◆ **Extracted entries**:

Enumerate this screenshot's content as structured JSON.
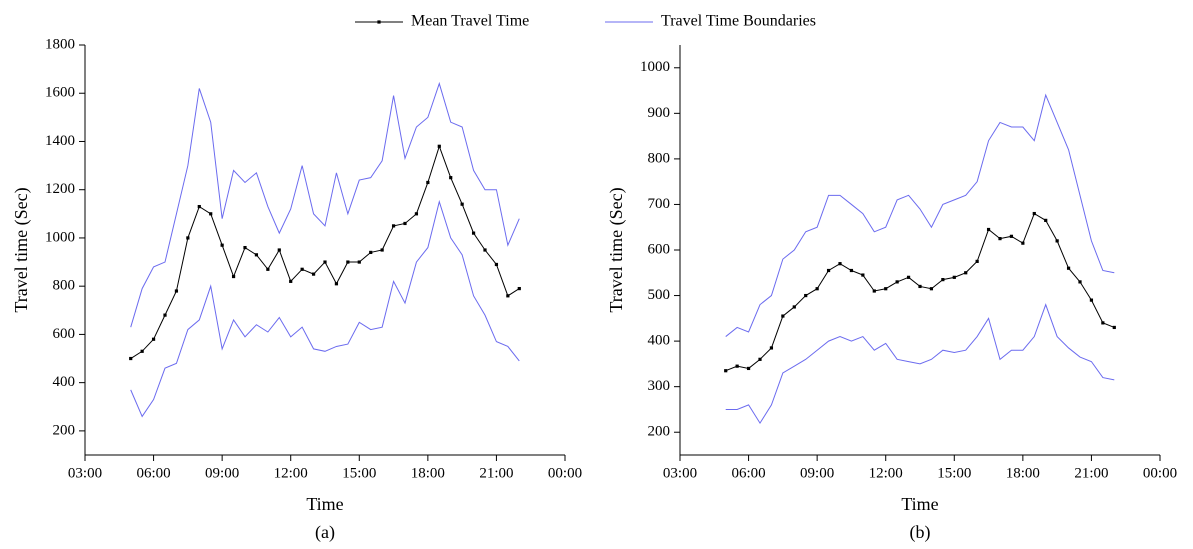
{
  "chart_data": [
    {
      "type": "line",
      "caption": "(a)",
      "x_label": "Time",
      "y_label": "Travel time (Sec)",
      "xlim": [
        3,
        24
      ],
      "xticks": [
        {
          "value": 3,
          "label": "03:00"
        },
        {
          "value": 6,
          "label": "06:00"
        },
        {
          "value": 9,
          "label": "09:00"
        },
        {
          "value": 12,
          "label": "12:00"
        },
        {
          "value": 15,
          "label": "15:00"
        },
        {
          "value": 18,
          "label": "18:00"
        },
        {
          "value": 21,
          "label": "21:00"
        },
        {
          "value": 24,
          "label": "00:00"
        }
      ],
      "ylim": [
        100,
        1800
      ],
      "yticks": [
        200,
        400,
        600,
        800,
        1000,
        1200,
        1400,
        1600,
        1800
      ],
      "x": [
        5,
        5.5,
        6,
        6.5,
        7,
        7.5,
        8,
        8.5,
        9,
        9.5,
        10,
        10.5,
        11,
        11.5,
        12,
        12.5,
        13,
        13.5,
        14,
        14.5,
        15,
        15.5,
        16,
        16.5,
        17,
        17.5,
        18,
        18.5,
        19,
        19.5,
        20,
        20.5,
        21,
        21.5,
        22
      ],
      "series": [
        {
          "name": "Mean Travel Time",
          "color": "#000000",
          "values": [
            500,
            530,
            580,
            680,
            780,
            1000,
            1130,
            1100,
            970,
            840,
            960,
            930,
            870,
            950,
            820,
            870,
            850,
            900,
            810,
            900,
            900,
            940,
            950,
            1050,
            1060,
            1100,
            1230,
            1380,
            1250,
            1140,
            1020,
            950,
            890,
            760,
            790
          ]
        },
        {
          "name": "Travel Time Boundaries",
          "color": "#6b6bef",
          "upper": [
            630,
            790,
            880,
            900,
            1100,
            1300,
            1620,
            1480,
            1080,
            1280,
            1230,
            1270,
            1130,
            1020,
            1120,
            1300,
            1100,
            1050,
            1270,
            1100,
            1240,
            1250,
            1320,
            1590,
            1330,
            1460,
            1500,
            1640,
            1480,
            1460,
            1280,
            1200,
            1200,
            970,
            1080
          ],
          "lower": [
            370,
            260,
            330,
            460,
            480,
            620,
            660,
            800,
            540,
            660,
            590,
            640,
            610,
            670,
            590,
            630,
            540,
            530,
            550,
            560,
            650,
            620,
            630,
            820,
            730,
            900,
            960,
            1150,
            1000,
            930,
            760,
            680,
            570,
            550,
            490
          ]
        }
      ]
    },
    {
      "type": "line",
      "caption": "(b)",
      "x_label": "Time",
      "y_label": "Travel time (Sec)",
      "xlim": [
        3,
        24
      ],
      "xticks": [
        {
          "value": 3,
          "label": "03:00"
        },
        {
          "value": 6,
          "label": "06:00"
        },
        {
          "value": 9,
          "label": "09:00"
        },
        {
          "value": 12,
          "label": "12:00"
        },
        {
          "value": 15,
          "label": "15:00"
        },
        {
          "value": 18,
          "label": "18:00"
        },
        {
          "value": 21,
          "label": "21:00"
        },
        {
          "value": 24,
          "label": "00:00"
        }
      ],
      "ylim": [
        150,
        1050
      ],
      "yticks": [
        200,
        300,
        400,
        500,
        600,
        700,
        800,
        900,
        1000
      ],
      "x": [
        5,
        5.5,
        6,
        6.5,
        7,
        7.5,
        8,
        8.5,
        9,
        9.5,
        10,
        10.5,
        11,
        11.5,
        12,
        12.5,
        13,
        13.5,
        14,
        14.5,
        15,
        15.5,
        16,
        16.5,
        17,
        17.5,
        18,
        18.5,
        19,
        19.5,
        20,
        20.5,
        21,
        21.5,
        22
      ],
      "series": [
        {
          "color": "#000000",
          "values": [
            335,
            345,
            340,
            360,
            385,
            455,
            475,
            500,
            515,
            555,
            570,
            555,
            545,
            510,
            515,
            530,
            540,
            520,
            515,
            535,
            540,
            550,
            575,
            645,
            625,
            630,
            615,
            680,
            665,
            620,
            560,
            530,
            490,
            440,
            430
          ]
        },
        {
          "color": "#6b6bef",
          "upper": [
            410,
            430,
            420,
            480,
            500,
            580,
            600,
            640,
            650,
            720,
            720,
            700,
            680,
            640,
            650,
            710,
            720,
            690,
            650,
            700,
            710,
            720,
            750,
            840,
            880,
            870,
            870,
            840,
            940,
            880,
            820,
            720,
            620,
            555,
            550
          ],
          "lower": [
            250,
            250,
            260,
            220,
            260,
            330,
            345,
            360,
            380,
            400,
            410,
            400,
            410,
            380,
            395,
            360,
            355,
            350,
            360,
            380,
            375,
            380,
            410,
            450,
            360,
            380,
            380,
            410,
            480,
            410,
            385,
            365,
            355,
            320,
            315
          ]
        }
      ]
    }
  ]
}
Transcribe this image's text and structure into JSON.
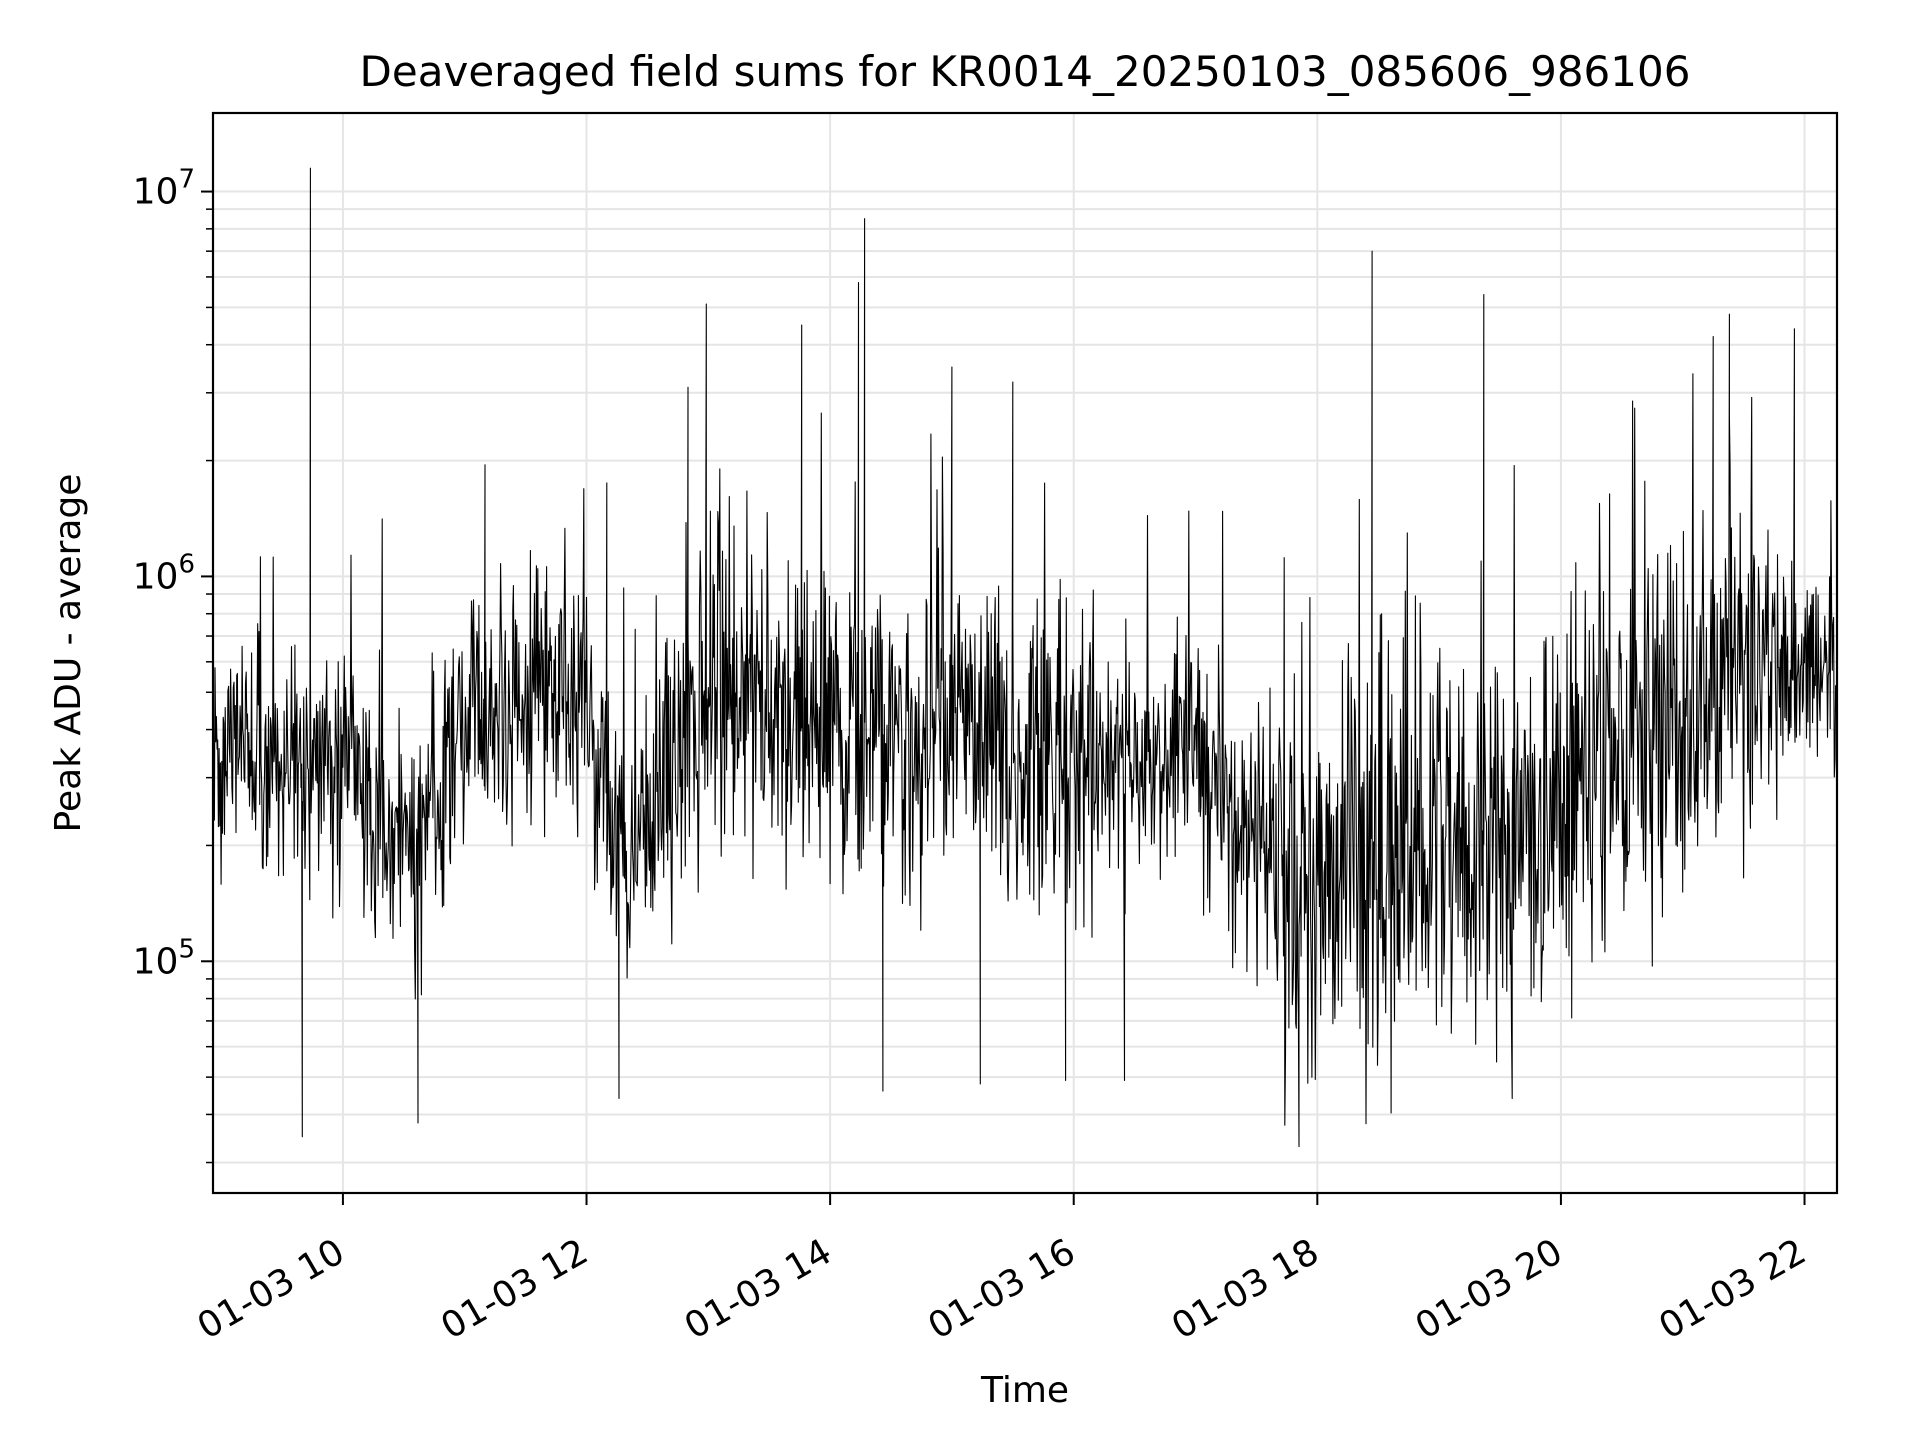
{
  "chart_data": {
    "type": "line",
    "title": "Deaveraged field sums for KR0014_20250103_085606_986106",
    "xlabel": "Time",
    "ylabel": "Peak ADU - average",
    "x_range": [
      "2025-01-03 08:56",
      "2025-01-03 22:16"
    ],
    "x_ticks": [
      {
        "label": "01-03 10",
        "x": "2025-01-03 10:00"
      },
      {
        "label": "01-03 12",
        "x": "2025-01-03 12:00"
      },
      {
        "label": "01-03 14",
        "x": "2025-01-03 14:00"
      },
      {
        "label": "01-03 16",
        "x": "2025-01-03 16:00"
      },
      {
        "label": "01-03 18",
        "x": "2025-01-03 18:00"
      },
      {
        "label": "01-03 20",
        "x": "2025-01-03 20:00"
      },
      {
        "label": "01-03 22",
        "x": "2025-01-03 22:00"
      }
    ],
    "y_scale": "log",
    "ylim": [
      25000,
      16000000
    ],
    "y_ticks": [
      {
        "base": "10",
        "exp": "5",
        "value": 100000
      },
      {
        "base": "10",
        "exp": "6",
        "value": 1000000
      },
      {
        "base": "10",
        "exp": "7",
        "value": 10000000
      }
    ],
    "grid": true,
    "line_color": "#000000",
    "grid_color": "#e5e5e5",
    "series": [
      {
        "points": [
          [
            "2025-01-03 08:56",
            650000
          ],
          [
            "2025-01-03 09:40",
            35000
          ],
          [
            "2025-01-03 09:44",
            11500000
          ],
          [
            "2025-01-03 10:37",
            38000
          ],
          [
            "2025-01-03 11:10",
            1950000
          ],
          [
            "2025-01-03 12:10",
            1750000
          ],
          [
            "2025-01-03 12:16",
            44000
          ],
          [
            "2025-01-03 12:50",
            3100000
          ],
          [
            "2025-01-03 12:59",
            5100000
          ],
          [
            "2025-01-03 13:46",
            4500000
          ],
          [
            "2025-01-03 14:14",
            5800000
          ],
          [
            "2025-01-03 14:17",
            8500000
          ],
          [
            "2025-01-03 14:26",
            46000
          ],
          [
            "2025-01-03 15:00",
            3500000
          ],
          [
            "2025-01-03 15:14",
            48000
          ],
          [
            "2025-01-03 15:30",
            3200000
          ],
          [
            "2025-01-03 15:56",
            49000
          ],
          [
            "2025-01-03 16:25",
            49000
          ],
          [
            "2025-01-03 17:51",
            33000
          ],
          [
            "2025-01-03 18:27",
            7000000
          ],
          [
            "2025-01-03 19:22",
            5400000
          ],
          [
            "2025-01-03 19:36",
            44000
          ],
          [
            "2025-01-03 21:15",
            4200000
          ],
          [
            "2025-01-03 21:23",
            4800000
          ],
          [
            "2025-01-03 21:55",
            4400000
          ],
          [
            "2025-01-03 22:16",
            650000
          ]
        ]
      }
    ]
  }
}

◆ **Work to complete**:
Each entry should be repeated exactly as it appears; the pictures stay out.

◆ **The output**:
Enumerate this screenshot's content as structured JSON.
{
  "chart_data": [
    {
      "type": "line",
      "caption": "(a)",
      "x_label": "Time",
      "y_label": "Travel time (Sec)",
      "xlim": [
        3,
        24
      ],
      "xticks": [
        {
          "value": 3,
          "label": "03:00"
        },
        {
          "value": 6,
          "label": "06:00"
        },
        {
          "value": 9,
          "label": "09:00"
        },
        {
          "value": 12,
          "label": "12:00"
        },
        {
          "value": 15,
          "label": "15:00"
        },
        {
          "value": 18,
          "label": "18:00"
        },
        {
          "value": 21,
          "label": "21:00"
        },
        {
          "value": 24,
          "label": "00:00"
        }
      ],
      "ylim": [
        100,
        1800
      ],
      "yticks": [
        200,
        400,
        600,
        800,
        1000,
        1200,
        1400,
        1600,
        1800
      ],
      "x": [
        5,
        5.5,
        6,
        6.5,
        7,
        7.5,
        8,
        8.5,
        9,
        9.5,
        10,
        10.5,
        11,
        11.5,
        12,
        12.5,
        13,
        13.5,
        14,
        14.5,
        15,
        15.5,
        16,
        16.5,
        17,
        17.5,
        18,
        18.5,
        19,
        19.5,
        20,
        20.5,
        21,
        21.5,
        22
      ],
      "series": [
        {
          "name": "Mean Travel Time",
          "color": "#000000",
          "values": [
            500,
            530,
            580,
            680,
            780,
            1000,
            1130,
            1100,
            970,
            840,
            960,
            930,
            870,
            950,
            820,
            870,
            850,
            900,
            810,
            900,
            900,
            940,
            950,
            1050,
            1060,
            1100,
            1230,
            1380,
            1250,
            1140,
            1020,
            950,
            890,
            760,
            790
          ]
        },
        {
          "name": "Travel Time Boundaries",
          "color": "#6b6bef",
          "upper": [
            630,
            790,
            880,
            900,
            1100,
            1300,
            1620,
            1480,
            1080,
            1280,
            1230,
            1270,
            1130,
            1020,
            1120,
            1300,
            1100,
            1050,
            1270,
            1100,
            1240,
            1250,
            1320,
            1590,
            1330,
            1460,
            1500,
            1640,
            1480,
            1460,
            1280,
            1200,
            1200,
            970,
            1080
          ],
          "lower": [
            370,
            260,
            330,
            460,
            480,
            620,
            660,
            800,
            540,
            660,
            590,
            640,
            610,
            670,
            590,
            630,
            540,
            530,
            550,
            560,
            650,
            620,
            630,
            820,
            730,
            900,
            960,
            1150,
            1000,
            930,
            760,
            680,
            570,
            550,
            490
          ]
        }
      ]
    },
    {
      "type": "line",
      "caption": "(b)",
      "x_label": "Time",
      "y_label": "Travel time (Sec)",
      "xlim": [
        3,
        24
      ],
      "xticks": [
        {
          "value": 3,
          "label": "03:00"
        },
        {
          "value": 6,
          "label": "06:00"
        },
        {
          "value": 9,
          "label": "09:00"
        },
        {
          "value": 12,
          "label": "12:00"
        },
        {
          "value": 15,
          "label": "15:00"
        },
        {
          "value": 18,
          "label": "18:00"
        },
        {
          "value": 21,
          "label": "21:00"
        },
        {
          "value": 24,
          "label": "00:00"
        }
      ],
      "ylim": [
        150,
        1050
      ],
      "yticks": [
        200,
        300,
        400,
        500,
        600,
        700,
        800,
        900,
        1000
      ],
      "x": [
        5,
        5.5,
        6,
        6.5,
        7,
        7.5,
        8,
        8.5,
        9,
        9.5,
        10,
        10.5,
        11,
        11.5,
        12,
        12.5,
        13,
        13.5,
        14,
        14.5,
        15,
        15.5,
        16,
        16.5,
        17,
        17.5,
        18,
        18.5,
        19,
        19.5,
        20,
        20.5,
        21,
        21.5,
        22
      ],
      "series": [
        {
          "color": "#000000",
          "values": [
            335,
            345,
            340,
            360,
            385,
            455,
            475,
            500,
            515,
            555,
            570,
            555,
            545,
            510,
            515,
            530,
            540,
            520,
            515,
            535,
            540,
            550,
            575,
            645,
            625,
            630,
            615,
            680,
            665,
            620,
            560,
            530,
            490,
            440,
            430
          ]
        },
        {
          "color": "#6b6bef",
          "upper": [
            410,
            430,
            420,
            480,
            500,
            580,
            600,
            640,
            650,
            720,
            720,
            700,
            680,
            640,
            650,
            710,
            720,
            690,
            650,
            700,
            710,
            720,
            750,
            840,
            880,
            870,
            870,
            840,
            940,
            880,
            820,
            720,
            620,
            555,
            550
          ],
          "lower": [
            250,
            250,
            260,
            220,
            260,
            330,
            345,
            360,
            380,
            400,
            410,
            400,
            410,
            380,
            395,
            360,
            355,
            350,
            360,
            380,
            375,
            380,
            410,
            450,
            360,
            380,
            380,
            410,
            480,
            410,
            385,
            365,
            355,
            320,
            315
          ]
        }
      ]
    }
  ]
}
Transcribe this image's text and structure into JSON.
{
  "chart_data": {
    "type": "line",
    "title": "Deaveraged field sums for KR0014_20250103_085606_986106",
    "xlabel": "Time",
    "ylabel": "Peak ADU - average",
    "x_range": [
      "2025-01-03 08:56",
      "2025-01-03 22:16"
    ],
    "x_ticks": [
      {
        "label": "01-03 10",
        "x": "2025-01-03 10:00"
      },
      {
        "label": "01-03 12",
        "x": "2025-01-03 12:00"
      },
      {
        "label": "01-03 14",
        "x": "2025-01-03 14:00"
      },
      {
        "label": "01-03 16",
        "x": "2025-01-03 16:00"
      },
      {
        "label": "01-03 18",
        "x": "2025-01-03 18:00"
      },
      {
        "label": "01-03 20",
        "x": "2025-01-03 20:00"
      },
      {
        "label": "01-03 22",
        "x": "2025-01-03 22:00"
      }
    ],
    "y_scale": "log",
    "ylim": [
      25000,
      16000000
    ],
    "y_ticks": [
      {
        "base": "10",
        "exp": "5",
        "value": 100000
      },
      {
        "base": "10",
        "exp": "6",
        "value": 1000000
      },
      {
        "base": "10",
        "exp": "7",
        "value": 10000000
      }
    ],
    "grid": true,
    "line_color": "#000000",
    "grid_color": "#e5e5e5",
    "series": [
      {
        "points": [
          [
            "2025-01-03 08:56",
            650000
          ],
          [
            "2025-01-03 09:40",
            35000
          ],
          [
            "2025-01-03 09:44",
            11500000
          ],
          [
            "2025-01-03 10:37",
            38000
          ],
          [
            "2025-01-03 11:10",
            1950000
          ],
          [
            "2025-01-03 12:10",
            1750000
          ],
          [
            "2025-01-03 12:16",
            44000
          ],
          [
            "2025-01-03 12:50",
            3100000
          ],
          [
            "2025-01-03 12:59",
            5100000
          ],
          [
            "2025-01-03 13:46",
            4500000
          ],
          [
            "2025-01-03 14:14",
            5800000
          ],
          [
            "2025-01-03 14:17",
            8500000
          ],
          [
            "2025-01-03 14:26",
            46000
          ],
          [
            "2025-01-03 15:00",
            3500000
          ],
          [
            "2025-01-03 15:14",
            48000
          ],
          [
            "2025-01-03 15:30",
            3200000
          ],
          [
            "2025-01-03 15:56",
            49000
          ],
          [
            "2025-01-03 16:25",
            49000
          ],
          [
            "2025-01-03 17:51",
            33000
          ],
          [
            "2025-01-03 18:27",
            7000000
          ],
          [
            "2025-01-03 19:22",
            5400000
          ],
          [
            "2025-01-03 19:36",
            44000
          ],
          [
            "2025-01-03 21:15",
            4200000
          ],
          [
            "2025-01-03 21:23",
            4800000
          ],
          [
            "2025-01-03 21:55",
            4400000
          ],
          [
            "2025-01-03 22:16",
            650000
          ]
        ]
      }
    ]
  }
}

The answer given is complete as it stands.